EXERCISE PASSAGE:
_ _ _ _
This is fun - it gets off to a flying start and is written with pace and energy. It doesn't have the research that marked Crichton's great works - which is a shame because when it deals with stuff he knows (eg performing an autopsy) it's good. The bulk of it is a bit derivative - the macguffin is an emerald like the Maltese Falcon, the head villain is a drawf - and some of it feels stock ("they're dead!" "no, they're not - twist!").

But there's plenty of pace and I loved the device of the falcon trained to kill people who smelled a certain way. This worked well in books.

Crichton added a beginning and end chapter for a reissue of the book - about the doctor remembering the adventure. There wasn't really a point to it - unless they'd referred to the fate of other characters which he doesn't.

Monday, March 18, 2019

Movie review - "With a Song in My Heart" (1952) **1/2

A film that meant something at the time, when Jane Frohman was still well known, and Susan Hayward a box office star. It's like Bohemian Rhapsody and a bunch of other popular biopics - release them at the right time, when the audience still remember who they're about, pick the right lead and stuff the running time full of music, and you've got yourself a hit.

This was written and produced by Lamar Trotti who did a lot of biopics. The dialogue is risable - it always is in these films, full of fake conflict, inspirational speeches, platitudes, wonky exposition - but the structure is solid. It helps in that this has a solid middle bit - a plane crash which nearly crippled Frohman.
_ _ _ _
(Document structure recognition data)

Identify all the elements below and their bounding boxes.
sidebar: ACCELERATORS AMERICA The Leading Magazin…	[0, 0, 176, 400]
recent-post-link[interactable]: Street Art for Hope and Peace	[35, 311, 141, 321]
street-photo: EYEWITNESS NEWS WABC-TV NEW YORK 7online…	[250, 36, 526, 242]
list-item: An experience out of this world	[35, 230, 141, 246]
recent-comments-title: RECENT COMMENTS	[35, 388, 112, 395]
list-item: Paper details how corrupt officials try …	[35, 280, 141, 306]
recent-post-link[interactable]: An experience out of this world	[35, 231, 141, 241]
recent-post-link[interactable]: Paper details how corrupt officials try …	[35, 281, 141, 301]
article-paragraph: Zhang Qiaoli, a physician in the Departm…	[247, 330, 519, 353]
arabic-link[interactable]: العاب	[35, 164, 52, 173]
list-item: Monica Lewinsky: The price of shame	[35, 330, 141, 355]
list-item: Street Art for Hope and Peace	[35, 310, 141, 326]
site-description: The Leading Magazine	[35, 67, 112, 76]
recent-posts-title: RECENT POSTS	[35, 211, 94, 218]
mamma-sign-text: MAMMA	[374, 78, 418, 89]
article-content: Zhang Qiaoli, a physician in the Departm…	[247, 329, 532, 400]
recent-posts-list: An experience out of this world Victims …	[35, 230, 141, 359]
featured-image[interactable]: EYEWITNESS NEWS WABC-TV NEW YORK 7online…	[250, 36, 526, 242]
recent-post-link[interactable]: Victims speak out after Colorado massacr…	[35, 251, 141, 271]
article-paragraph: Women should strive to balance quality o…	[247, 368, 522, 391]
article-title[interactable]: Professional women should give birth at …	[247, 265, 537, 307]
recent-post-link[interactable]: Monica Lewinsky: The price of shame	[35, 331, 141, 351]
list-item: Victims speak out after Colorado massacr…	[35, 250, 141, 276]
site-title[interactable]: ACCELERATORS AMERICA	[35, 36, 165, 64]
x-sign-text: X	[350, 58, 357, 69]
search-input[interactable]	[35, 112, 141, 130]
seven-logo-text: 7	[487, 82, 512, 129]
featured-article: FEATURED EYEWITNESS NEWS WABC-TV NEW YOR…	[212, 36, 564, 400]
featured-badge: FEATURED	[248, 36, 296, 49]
_ _ _ _
TASK OBJECTIVE: Reproduce the review passage word for word, starting at "This was written" and ending at "nearly crippled Frohman.".

EXERCISE RESULT:
This was written and produced by Lamar Trotti who did a lot of biopics. The dialogue is risable - it always is in these films, full of fake conflict, inspirational speeches, platitudes, wonky exposition - but the structure is solid. It helps in that this has a solid middle bit - a plane crash which nearly crippled Frohman.